→ **What you will do**: Go through the data below. List every line that holds the word "trim".
[BEGIN]
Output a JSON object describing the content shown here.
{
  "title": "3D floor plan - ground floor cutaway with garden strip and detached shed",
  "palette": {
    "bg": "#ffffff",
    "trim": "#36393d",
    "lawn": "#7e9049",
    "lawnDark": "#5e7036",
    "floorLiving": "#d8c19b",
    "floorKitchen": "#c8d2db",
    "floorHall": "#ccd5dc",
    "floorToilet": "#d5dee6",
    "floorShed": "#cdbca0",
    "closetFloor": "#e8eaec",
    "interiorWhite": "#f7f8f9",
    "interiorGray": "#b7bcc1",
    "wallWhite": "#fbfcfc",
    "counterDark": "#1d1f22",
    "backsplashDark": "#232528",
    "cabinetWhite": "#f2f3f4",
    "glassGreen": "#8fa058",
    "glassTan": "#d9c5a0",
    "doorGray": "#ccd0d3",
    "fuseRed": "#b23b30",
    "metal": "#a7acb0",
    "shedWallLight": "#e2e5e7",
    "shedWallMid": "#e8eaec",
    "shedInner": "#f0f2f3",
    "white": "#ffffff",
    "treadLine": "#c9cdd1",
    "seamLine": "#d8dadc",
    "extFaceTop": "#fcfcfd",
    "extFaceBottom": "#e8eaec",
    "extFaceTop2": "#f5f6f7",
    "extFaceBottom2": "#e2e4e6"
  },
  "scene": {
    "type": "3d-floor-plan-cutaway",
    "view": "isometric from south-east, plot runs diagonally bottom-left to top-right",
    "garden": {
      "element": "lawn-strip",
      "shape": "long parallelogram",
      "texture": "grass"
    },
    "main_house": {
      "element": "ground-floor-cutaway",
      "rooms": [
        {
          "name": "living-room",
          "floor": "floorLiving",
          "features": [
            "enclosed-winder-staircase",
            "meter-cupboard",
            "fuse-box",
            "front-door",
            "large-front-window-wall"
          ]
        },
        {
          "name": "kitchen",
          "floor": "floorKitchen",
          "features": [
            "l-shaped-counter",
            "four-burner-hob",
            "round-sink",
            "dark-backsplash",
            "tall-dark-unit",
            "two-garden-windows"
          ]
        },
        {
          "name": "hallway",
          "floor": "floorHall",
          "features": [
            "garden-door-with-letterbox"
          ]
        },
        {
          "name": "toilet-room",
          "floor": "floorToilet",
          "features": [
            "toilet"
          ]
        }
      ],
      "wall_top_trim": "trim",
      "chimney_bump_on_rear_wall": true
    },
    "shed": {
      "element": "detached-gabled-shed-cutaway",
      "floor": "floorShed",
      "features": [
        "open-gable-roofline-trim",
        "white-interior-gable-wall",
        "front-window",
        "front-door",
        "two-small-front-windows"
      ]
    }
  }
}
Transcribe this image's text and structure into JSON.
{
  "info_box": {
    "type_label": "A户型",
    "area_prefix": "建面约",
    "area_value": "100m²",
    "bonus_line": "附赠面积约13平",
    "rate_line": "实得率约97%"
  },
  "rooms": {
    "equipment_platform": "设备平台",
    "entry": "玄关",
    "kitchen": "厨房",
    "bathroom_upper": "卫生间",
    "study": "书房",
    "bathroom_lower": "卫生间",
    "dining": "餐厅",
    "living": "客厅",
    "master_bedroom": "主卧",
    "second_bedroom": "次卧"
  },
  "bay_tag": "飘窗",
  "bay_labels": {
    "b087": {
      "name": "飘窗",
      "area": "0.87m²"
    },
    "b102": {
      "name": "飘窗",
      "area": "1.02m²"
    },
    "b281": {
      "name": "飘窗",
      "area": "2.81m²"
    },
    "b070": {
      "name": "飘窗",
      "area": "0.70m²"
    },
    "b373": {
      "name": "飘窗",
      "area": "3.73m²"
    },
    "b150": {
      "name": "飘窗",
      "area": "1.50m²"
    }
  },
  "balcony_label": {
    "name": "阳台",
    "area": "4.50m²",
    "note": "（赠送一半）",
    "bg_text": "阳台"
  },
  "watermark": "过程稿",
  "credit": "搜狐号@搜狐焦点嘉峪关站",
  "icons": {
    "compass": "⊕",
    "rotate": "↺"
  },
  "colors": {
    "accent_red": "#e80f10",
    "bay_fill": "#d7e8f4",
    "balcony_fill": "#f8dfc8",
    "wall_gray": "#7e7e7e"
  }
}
[END]
→ **Right answer**:
    "trim": "#36393d",
      "wall_top_trim": "trim",
        "open-gable-roofline-trim",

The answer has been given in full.